AIM OF THE EXERCISE: Every entry must be echoed exactly.

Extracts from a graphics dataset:
----------
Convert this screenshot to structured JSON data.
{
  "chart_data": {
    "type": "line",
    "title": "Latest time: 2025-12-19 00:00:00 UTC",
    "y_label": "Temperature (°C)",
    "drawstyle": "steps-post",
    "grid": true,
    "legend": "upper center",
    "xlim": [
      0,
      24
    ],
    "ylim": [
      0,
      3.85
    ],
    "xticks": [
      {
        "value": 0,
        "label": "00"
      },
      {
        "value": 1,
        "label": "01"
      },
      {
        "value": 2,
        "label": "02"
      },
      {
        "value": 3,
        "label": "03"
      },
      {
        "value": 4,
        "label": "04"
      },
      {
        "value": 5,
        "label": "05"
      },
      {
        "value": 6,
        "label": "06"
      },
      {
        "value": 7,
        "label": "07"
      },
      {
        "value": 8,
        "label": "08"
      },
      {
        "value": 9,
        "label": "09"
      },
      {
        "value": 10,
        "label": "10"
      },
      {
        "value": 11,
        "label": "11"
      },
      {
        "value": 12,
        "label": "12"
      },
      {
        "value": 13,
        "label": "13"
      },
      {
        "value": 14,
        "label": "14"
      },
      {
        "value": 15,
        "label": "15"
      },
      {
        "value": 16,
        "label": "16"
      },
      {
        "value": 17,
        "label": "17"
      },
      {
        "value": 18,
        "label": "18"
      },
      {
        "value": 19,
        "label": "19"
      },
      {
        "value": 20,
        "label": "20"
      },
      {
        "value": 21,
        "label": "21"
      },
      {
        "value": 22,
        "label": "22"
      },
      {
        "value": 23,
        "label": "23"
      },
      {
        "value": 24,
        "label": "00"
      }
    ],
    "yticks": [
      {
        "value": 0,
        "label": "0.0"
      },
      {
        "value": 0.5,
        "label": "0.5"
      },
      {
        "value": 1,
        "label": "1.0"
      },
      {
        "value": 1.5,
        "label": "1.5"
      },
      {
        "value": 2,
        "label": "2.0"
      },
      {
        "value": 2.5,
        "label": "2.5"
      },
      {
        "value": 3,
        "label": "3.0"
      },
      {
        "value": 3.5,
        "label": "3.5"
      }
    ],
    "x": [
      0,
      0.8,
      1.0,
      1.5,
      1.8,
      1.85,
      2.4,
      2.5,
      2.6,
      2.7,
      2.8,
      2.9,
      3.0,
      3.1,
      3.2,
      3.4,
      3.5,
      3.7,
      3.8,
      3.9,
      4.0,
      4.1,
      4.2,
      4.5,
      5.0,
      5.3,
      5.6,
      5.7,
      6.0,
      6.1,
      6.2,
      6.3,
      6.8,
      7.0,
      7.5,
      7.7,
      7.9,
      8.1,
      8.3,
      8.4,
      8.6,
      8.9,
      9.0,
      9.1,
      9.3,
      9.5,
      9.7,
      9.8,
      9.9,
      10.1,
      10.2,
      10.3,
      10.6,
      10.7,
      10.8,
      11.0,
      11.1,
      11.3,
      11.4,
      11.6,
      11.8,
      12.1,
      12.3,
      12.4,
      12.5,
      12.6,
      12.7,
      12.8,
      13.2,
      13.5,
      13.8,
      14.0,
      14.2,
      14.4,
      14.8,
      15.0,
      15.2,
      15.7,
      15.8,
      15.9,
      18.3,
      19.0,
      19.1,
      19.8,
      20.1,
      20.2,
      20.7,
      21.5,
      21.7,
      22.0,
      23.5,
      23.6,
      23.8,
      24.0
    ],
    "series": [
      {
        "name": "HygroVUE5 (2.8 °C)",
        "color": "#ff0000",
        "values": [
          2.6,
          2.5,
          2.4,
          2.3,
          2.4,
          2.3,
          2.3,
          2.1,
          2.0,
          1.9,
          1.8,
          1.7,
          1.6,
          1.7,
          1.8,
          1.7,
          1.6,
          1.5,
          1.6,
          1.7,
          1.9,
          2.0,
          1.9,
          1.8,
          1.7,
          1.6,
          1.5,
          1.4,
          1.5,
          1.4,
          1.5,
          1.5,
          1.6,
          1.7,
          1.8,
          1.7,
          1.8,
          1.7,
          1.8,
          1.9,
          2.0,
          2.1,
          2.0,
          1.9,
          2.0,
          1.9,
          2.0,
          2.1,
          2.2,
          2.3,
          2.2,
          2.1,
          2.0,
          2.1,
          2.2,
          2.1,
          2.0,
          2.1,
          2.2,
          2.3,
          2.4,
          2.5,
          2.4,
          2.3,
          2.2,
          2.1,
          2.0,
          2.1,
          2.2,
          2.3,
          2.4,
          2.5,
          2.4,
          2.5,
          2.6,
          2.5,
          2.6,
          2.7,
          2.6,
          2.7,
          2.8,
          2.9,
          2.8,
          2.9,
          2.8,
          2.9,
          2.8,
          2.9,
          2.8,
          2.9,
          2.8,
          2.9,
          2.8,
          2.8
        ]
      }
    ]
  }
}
----------
TASK RESULT:
Convert this screenshot to structured JSON data.
{
  "chart_data": {
    "type": "line",
    "title": "Latest time: 2025-12-19 00:00:00 UTC",
    "y_label": "Temperature (°C)",
    "drawstyle": "steps-post",
    "grid": true,
    "legend": "upper center",
    "xlim": [
      0,
      24
    ],
    "ylim": [
      0,
      3.85
    ],
    "xticks": [
      {
        "value": 0,
        "label": "00"
      },
      {
        "value": 1,
        "label": "01"
      },
      {
        "value": 2,
        "label": "02"
      },
      {
        "value": 3,
        "label": "03"
      },
      {
        "value": 4,
        "label": "04"
      },
      {
        "value": 5,
        "label": "05"
      },
      {
        "value": 6,
        "label": "06"
      },
      {
        "value": 7,
        "label": "07"
      },
      {
        "value": 8,
        "label": "08"
      },
      {
        "value": 9,
        "label": "09"
      },
      {
        "value": 10,
        "label": "10"
      },
      {
        "value": 11,
        "label": "11"
      },
      {
        "value": 12,
        "label": "12"
      },
      {
        "value": 13,
        "label": "13"
      },
      {
        "value": 14,
        "label": "14"
      },
      {
        "value": 15,
        "label": "15"
      },
      {
        "value": 16,
        "label": "16"
      },
      {
        "value": 17,
        "label": "17"
      },
      {
        "value": 18,
        "label": "18"
      },
      {
        "value": 19,
        "label": "19"
      },
      {
        "value": 20,
        "label": "20"
      },
      {
        "value": 21,
        "label": "21"
      },
      {
        "value": 22,
        "label": "22"
      },
      {
        "value": 23,
        "label": "23"
      },
      {
        "value": 24,
        "label": "00"
      }
    ],
    "yticks": [
      {
        "value": 0,
        "label": "0.0"
      },
      {
        "value": 0.5,
        "label": "0.5"
      },
      {
        "value": 1,
        "label": "1.0"
      },
      {
        "value": 1.5,
        "label": "1.5"
      },
      {
        "value": 2,
        "label": "2.0"
      },
      {
        "value": 2.5,
        "label": "2.5"
      },
      {
        "value": 3,
        "label": "3.0"
      },
      {
        "value": 3.5,
        "label": "3.5"
      }
    ],
    "x": [
      0,
      0.8,
      1.0,
      1.5,
      1.8,
      1.85,
      2.4,
      2.5,
      2.6,
      2.7,
      2.8,
      2.9,
      3.0,
      3.1,
      3.2,
      3.4,
      3.5,
      3.7,
      3.8,
      3.9,
      4.0,
      4.1,
      4.2,
      4.5,
      5.0,
      5.3,
      5.6,
      5.7,
      6.0,
      6.1,
      6.2,
      6.3,
      6.8,
      7.0,
      7.5,
      7.7,
      7.9,
      8.1,
      8.3,
      8.4,
      8.6,
      8.9,
      9.0,
      9.1,
      9.3,
      9.5,
      9.7,
      9.8,
      9.9,
      10.1,
      10.2,
      10.3,
      10.6,
      10.7,
      10.8,
      11.0,
      11.1,
      11.3,
      11.4,
      11.6,
      11.8,
      12.1,
      12.3,
      12.4,
      12.5,
      12.6,
      12.7,
      12.8,
      13.2,
      13.5,
      13.8,
      14.0,
      14.2,
      14.4,
      14.8,
      15.0,
      15.2,
      15.7,
      15.8,
      15.9,
      18.3,
      19.0,
      19.1,
      19.8,
      20.1,
      20.2,
      20.7,
      21.5,
      21.7,
      22.0,
      23.5,
      23.6,
      23.8,
      24.0
    ],
    "series": [
      {
        "name": "HygroVUE5 (2.8 °C)",
        "color": "#ff0000",
        "values": [
          2.6,
          2.5,
          2.4,
          2.3,
          2.4,
          2.3,
          2.3,
          2.1,
          2.0,
          1.9,
          1.8,
          1.7,
          1.6,
          1.7,
          1.8,
          1.7,
          1.6,
          1.5,
          1.6,
          1.7,
          1.9,
          2.0,
          1.9,
          1.8,
          1.7,
          1.6,
          1.5,
          1.4,
          1.5,
          1.4,
          1.5,
          1.5,
          1.6,
          1.7,
          1.8,
          1.7,
          1.8,
          1.7,
          1.8,
          1.9,
          2.0,
          2.1,
          2.0,
          1.9,
          2.0,
          1.9,
          2.0,
          2.1,
          2.2,
          2.3,
          2.2,
          2.1,
          2.0,
          2.1,
          2.2,
          2.1,
          2.0,
          2.1,
          2.2,
          2.3,
          2.4,
          2.5,
          2.4,
          2.3,
          2.2,
          2.1,
          2.0,
          2.1,
          2.2,
          2.3,
          2.4,
          2.5,
          2.4,
          2.5,
          2.6,
          2.5,
          2.6,
          2.7,
          2.6,
          2.7,
          2.8,
          2.9,
          2.8,
          2.9,
          2.8,
          2.9,
          2.8,
          2.9,
          2.8,
          2.9,
          2.8,
          2.9,
          2.8,
          2.8
        ]
      }
    ]
  }
}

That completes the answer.